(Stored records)
────────────────────
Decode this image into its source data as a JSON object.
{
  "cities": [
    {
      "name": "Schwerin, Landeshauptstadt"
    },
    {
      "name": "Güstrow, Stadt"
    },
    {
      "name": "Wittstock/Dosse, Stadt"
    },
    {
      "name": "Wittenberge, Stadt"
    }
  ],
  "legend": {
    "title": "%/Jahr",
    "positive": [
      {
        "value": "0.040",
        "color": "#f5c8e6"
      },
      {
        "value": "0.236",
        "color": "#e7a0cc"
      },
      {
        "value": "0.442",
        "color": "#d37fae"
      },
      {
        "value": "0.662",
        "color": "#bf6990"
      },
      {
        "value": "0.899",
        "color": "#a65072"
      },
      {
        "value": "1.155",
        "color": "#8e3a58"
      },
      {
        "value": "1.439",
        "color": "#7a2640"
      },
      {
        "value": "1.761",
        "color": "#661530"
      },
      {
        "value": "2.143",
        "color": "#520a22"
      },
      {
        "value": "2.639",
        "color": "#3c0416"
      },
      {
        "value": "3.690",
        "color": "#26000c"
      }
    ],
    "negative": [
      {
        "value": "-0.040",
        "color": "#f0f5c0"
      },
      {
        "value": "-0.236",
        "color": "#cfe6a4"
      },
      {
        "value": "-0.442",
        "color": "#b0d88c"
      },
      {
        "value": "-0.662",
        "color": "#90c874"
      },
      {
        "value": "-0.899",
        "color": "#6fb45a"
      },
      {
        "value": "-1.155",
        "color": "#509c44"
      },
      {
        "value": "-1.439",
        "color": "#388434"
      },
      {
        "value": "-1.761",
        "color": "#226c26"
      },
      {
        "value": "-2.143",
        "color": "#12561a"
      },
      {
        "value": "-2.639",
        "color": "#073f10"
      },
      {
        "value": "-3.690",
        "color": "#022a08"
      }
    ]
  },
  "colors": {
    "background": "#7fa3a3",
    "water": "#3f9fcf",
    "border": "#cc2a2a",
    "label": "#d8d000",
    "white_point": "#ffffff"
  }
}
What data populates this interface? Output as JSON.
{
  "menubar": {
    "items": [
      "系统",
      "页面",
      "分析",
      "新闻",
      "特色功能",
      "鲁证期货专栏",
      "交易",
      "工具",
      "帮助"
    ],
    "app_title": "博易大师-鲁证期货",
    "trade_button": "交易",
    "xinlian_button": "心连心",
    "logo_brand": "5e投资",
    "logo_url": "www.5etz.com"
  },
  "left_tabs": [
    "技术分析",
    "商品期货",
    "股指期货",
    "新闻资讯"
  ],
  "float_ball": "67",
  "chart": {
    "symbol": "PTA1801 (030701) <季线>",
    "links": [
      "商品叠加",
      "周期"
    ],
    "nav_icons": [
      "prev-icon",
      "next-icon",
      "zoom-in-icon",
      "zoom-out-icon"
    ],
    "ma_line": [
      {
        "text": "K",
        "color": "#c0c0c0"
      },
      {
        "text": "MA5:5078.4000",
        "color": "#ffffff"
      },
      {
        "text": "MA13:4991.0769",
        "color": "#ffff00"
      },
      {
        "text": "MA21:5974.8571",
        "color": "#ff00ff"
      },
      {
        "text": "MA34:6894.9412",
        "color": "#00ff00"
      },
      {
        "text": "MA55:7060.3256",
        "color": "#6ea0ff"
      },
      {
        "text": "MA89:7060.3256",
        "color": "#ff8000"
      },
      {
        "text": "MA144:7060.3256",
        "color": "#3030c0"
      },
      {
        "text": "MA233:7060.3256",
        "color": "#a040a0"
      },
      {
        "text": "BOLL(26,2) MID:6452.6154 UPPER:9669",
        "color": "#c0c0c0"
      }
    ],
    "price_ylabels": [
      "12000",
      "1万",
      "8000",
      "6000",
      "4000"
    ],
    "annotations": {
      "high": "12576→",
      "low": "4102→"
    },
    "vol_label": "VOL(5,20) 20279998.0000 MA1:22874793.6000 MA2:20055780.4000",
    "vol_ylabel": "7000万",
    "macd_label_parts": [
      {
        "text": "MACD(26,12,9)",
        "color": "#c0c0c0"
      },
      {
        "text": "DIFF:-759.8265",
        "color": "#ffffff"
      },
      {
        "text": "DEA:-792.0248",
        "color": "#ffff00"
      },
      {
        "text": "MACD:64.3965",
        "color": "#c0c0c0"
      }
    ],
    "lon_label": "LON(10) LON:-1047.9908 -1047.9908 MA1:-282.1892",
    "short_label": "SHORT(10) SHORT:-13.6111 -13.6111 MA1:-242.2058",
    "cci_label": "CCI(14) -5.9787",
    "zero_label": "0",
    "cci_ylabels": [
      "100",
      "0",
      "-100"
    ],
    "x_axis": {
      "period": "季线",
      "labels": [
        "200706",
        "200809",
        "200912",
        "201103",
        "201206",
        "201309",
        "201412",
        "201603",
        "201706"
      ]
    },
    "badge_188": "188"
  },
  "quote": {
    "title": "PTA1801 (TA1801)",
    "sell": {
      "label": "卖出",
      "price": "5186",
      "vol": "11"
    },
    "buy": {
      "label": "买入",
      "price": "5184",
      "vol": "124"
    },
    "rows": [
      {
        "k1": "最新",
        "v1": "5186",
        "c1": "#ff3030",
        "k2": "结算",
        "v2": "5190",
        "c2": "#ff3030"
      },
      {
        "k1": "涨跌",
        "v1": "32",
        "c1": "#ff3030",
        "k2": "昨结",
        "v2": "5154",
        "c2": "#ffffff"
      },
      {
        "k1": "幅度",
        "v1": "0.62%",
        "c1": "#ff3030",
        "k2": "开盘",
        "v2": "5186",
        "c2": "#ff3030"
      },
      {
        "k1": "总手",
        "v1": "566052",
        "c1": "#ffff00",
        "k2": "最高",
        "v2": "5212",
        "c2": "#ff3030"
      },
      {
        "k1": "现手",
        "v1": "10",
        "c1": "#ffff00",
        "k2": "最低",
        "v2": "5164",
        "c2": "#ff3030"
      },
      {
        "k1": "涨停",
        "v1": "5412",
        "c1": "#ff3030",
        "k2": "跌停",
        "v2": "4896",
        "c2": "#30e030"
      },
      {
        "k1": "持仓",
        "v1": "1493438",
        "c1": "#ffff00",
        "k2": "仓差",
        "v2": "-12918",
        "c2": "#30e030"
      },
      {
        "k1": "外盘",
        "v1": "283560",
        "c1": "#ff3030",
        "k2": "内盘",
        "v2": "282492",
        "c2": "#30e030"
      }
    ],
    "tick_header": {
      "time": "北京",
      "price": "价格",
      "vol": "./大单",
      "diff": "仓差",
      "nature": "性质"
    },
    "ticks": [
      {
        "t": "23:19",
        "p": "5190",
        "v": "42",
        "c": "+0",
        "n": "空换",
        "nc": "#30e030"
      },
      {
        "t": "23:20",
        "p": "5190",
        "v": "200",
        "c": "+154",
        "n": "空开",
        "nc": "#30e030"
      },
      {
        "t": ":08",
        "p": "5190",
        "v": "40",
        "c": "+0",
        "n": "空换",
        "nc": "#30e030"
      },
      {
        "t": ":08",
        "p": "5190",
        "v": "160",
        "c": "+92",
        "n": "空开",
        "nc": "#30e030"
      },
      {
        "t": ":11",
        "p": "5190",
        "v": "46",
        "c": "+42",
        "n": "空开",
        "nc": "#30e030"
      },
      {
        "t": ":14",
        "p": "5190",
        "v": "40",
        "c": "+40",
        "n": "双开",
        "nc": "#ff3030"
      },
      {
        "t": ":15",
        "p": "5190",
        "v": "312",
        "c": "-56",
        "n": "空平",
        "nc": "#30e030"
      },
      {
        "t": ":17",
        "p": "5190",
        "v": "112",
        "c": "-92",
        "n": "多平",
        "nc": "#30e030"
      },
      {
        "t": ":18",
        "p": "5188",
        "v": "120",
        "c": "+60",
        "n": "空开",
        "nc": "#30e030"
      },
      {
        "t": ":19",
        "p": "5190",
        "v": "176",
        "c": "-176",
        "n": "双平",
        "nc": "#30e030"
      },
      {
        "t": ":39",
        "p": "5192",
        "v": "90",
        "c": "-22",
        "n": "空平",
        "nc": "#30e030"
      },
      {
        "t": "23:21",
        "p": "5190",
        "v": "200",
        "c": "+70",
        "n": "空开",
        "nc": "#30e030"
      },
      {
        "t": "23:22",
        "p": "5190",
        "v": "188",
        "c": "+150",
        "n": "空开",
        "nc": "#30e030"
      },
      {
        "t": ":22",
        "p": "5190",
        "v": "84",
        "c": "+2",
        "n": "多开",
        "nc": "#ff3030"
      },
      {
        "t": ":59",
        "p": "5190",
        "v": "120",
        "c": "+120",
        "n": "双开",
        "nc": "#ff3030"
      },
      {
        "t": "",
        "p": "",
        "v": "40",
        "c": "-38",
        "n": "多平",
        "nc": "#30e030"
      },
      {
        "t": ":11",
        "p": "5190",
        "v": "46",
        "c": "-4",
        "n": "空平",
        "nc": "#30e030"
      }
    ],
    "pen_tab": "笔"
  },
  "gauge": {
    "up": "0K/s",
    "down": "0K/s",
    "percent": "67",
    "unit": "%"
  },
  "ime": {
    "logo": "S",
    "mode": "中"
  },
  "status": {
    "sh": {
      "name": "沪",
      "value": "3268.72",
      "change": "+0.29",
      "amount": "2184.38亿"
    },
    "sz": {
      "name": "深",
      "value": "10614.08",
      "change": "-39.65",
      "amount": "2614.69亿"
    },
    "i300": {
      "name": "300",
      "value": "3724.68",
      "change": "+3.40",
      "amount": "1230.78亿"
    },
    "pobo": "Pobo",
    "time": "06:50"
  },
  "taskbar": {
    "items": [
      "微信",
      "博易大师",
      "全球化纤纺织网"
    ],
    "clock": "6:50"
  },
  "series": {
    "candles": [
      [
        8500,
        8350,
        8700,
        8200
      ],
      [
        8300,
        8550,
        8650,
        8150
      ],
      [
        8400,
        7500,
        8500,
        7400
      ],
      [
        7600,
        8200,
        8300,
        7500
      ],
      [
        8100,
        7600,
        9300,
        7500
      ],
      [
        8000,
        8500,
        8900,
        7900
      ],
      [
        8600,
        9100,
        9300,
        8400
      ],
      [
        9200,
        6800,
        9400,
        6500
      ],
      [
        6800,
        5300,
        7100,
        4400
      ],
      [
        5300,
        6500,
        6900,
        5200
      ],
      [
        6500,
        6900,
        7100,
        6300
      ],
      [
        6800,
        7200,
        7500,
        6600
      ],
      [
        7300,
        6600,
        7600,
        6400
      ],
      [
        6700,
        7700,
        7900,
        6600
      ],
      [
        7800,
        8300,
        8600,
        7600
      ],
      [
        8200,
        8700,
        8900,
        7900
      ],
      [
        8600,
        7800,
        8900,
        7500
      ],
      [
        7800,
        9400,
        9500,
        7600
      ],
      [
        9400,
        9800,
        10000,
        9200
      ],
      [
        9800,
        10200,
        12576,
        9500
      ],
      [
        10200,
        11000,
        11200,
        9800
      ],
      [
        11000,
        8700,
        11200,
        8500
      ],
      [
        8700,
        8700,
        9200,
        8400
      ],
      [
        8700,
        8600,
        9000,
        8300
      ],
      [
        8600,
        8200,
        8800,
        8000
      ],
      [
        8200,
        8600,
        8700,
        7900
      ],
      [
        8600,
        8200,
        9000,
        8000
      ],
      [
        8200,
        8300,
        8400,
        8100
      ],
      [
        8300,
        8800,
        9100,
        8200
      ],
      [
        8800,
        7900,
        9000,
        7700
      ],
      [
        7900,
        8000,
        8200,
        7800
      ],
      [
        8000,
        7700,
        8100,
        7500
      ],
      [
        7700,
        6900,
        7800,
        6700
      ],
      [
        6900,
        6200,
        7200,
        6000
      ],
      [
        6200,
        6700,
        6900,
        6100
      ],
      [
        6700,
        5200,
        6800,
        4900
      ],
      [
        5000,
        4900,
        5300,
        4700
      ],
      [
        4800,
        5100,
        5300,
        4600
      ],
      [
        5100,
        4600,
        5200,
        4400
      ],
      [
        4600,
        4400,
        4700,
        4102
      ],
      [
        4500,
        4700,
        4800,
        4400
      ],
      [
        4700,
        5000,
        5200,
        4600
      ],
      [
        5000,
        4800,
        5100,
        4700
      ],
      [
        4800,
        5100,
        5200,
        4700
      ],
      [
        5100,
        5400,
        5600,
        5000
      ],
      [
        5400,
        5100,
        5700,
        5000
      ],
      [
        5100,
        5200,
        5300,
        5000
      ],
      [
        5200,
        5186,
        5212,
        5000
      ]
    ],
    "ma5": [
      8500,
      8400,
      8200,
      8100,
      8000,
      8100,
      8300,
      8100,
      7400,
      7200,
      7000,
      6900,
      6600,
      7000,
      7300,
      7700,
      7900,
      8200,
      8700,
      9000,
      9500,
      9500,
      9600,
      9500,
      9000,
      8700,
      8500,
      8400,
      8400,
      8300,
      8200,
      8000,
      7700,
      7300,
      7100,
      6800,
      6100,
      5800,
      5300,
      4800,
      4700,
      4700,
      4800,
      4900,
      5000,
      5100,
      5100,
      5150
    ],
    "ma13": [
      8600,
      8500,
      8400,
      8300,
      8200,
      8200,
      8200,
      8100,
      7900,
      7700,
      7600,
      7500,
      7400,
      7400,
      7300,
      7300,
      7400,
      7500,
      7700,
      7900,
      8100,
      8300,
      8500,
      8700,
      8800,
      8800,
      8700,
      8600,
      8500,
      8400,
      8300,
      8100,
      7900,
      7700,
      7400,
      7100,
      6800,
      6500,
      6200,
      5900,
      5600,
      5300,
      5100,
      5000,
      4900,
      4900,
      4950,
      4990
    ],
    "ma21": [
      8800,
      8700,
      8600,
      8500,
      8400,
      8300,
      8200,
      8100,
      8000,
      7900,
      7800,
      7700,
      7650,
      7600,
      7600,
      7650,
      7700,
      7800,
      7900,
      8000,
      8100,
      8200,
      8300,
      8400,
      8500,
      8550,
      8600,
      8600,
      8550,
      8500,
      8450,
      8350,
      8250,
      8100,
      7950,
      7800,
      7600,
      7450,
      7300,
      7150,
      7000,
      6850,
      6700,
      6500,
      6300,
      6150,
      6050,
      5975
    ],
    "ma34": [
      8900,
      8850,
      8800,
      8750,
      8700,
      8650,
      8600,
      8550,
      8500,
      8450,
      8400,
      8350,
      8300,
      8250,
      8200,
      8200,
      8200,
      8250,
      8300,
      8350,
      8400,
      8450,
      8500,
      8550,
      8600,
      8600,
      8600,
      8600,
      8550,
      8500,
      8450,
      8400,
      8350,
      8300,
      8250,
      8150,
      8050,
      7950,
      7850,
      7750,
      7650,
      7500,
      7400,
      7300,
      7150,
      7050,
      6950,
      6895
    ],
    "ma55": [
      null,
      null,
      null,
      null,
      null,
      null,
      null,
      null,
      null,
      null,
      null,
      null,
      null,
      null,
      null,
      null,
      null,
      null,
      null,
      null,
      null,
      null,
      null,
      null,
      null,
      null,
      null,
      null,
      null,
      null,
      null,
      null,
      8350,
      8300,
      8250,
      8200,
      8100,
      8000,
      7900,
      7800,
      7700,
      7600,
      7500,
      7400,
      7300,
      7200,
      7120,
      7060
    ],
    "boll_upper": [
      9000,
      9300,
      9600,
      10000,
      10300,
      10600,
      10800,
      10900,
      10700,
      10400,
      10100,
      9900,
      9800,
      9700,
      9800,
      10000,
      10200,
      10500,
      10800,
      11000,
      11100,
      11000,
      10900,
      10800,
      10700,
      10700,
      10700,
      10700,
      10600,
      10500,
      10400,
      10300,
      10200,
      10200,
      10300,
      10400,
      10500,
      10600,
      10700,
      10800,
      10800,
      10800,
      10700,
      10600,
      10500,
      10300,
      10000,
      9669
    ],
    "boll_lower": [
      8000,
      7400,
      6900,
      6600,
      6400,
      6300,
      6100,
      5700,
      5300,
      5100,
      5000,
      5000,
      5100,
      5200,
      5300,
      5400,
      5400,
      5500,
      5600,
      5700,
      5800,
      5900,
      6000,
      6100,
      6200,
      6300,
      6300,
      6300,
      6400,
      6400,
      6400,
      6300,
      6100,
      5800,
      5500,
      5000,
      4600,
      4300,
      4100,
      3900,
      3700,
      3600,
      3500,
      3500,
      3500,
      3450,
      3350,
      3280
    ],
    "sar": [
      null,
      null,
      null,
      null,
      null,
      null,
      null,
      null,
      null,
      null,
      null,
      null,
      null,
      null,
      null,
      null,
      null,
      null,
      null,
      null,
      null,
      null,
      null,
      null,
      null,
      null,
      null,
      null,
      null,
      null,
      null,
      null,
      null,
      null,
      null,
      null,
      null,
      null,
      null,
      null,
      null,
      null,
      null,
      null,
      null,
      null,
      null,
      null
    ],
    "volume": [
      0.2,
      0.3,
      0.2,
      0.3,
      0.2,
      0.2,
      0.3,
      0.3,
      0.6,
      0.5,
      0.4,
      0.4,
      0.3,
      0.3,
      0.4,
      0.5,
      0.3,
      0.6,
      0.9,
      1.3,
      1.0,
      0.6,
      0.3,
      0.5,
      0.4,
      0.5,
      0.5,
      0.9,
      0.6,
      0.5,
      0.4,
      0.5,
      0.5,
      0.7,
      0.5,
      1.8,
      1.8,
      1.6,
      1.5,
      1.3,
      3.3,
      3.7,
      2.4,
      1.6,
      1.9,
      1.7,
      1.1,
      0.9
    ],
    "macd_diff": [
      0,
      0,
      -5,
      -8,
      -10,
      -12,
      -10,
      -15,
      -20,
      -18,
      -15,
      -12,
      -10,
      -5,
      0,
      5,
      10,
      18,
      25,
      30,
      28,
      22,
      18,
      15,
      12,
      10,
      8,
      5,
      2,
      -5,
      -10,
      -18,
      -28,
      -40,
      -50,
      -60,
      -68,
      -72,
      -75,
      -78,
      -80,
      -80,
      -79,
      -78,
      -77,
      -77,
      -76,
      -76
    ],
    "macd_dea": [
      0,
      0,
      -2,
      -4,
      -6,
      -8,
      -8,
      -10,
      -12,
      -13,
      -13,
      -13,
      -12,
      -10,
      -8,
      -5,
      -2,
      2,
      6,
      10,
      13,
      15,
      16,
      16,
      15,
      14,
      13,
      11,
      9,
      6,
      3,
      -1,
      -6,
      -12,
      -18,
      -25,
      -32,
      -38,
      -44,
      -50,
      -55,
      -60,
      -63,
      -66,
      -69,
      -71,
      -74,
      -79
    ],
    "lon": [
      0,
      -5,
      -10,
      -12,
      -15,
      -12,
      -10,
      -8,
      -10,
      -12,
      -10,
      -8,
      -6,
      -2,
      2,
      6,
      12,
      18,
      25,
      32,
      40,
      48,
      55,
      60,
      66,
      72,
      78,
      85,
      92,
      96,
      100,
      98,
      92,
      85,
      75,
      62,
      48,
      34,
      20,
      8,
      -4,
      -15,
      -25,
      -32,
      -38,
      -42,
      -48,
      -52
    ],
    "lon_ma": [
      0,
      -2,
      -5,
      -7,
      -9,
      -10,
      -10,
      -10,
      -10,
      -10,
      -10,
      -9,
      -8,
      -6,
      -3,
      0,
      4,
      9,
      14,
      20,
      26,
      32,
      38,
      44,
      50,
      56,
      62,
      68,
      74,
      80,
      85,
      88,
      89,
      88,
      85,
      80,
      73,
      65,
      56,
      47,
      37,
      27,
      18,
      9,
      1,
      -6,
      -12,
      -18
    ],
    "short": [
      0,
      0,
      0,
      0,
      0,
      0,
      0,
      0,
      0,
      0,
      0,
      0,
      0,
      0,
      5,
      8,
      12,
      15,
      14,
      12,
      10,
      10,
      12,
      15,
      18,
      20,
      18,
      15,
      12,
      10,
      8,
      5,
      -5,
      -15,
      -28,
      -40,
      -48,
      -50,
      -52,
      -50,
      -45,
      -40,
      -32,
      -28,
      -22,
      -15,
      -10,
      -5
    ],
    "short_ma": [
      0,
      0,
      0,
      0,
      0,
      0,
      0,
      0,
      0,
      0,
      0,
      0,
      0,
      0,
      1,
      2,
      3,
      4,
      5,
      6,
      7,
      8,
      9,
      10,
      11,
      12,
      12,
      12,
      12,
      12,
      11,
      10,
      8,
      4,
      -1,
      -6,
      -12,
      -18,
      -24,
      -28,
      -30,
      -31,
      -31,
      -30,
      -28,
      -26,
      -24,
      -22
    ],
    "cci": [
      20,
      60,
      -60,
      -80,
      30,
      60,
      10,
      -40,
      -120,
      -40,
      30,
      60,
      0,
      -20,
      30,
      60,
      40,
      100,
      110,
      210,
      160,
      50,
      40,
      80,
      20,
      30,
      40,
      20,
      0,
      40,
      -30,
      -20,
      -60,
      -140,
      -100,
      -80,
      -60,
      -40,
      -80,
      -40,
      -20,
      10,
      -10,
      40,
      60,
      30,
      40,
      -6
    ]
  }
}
────────────────────
# GIVEN PROBLEM
Extract from the data every line where "amount" shows up.

# THE RESULT
      "amount": "2184.38亿"
      "amount": "2614.69亿"
      "amount": "1230.78亿"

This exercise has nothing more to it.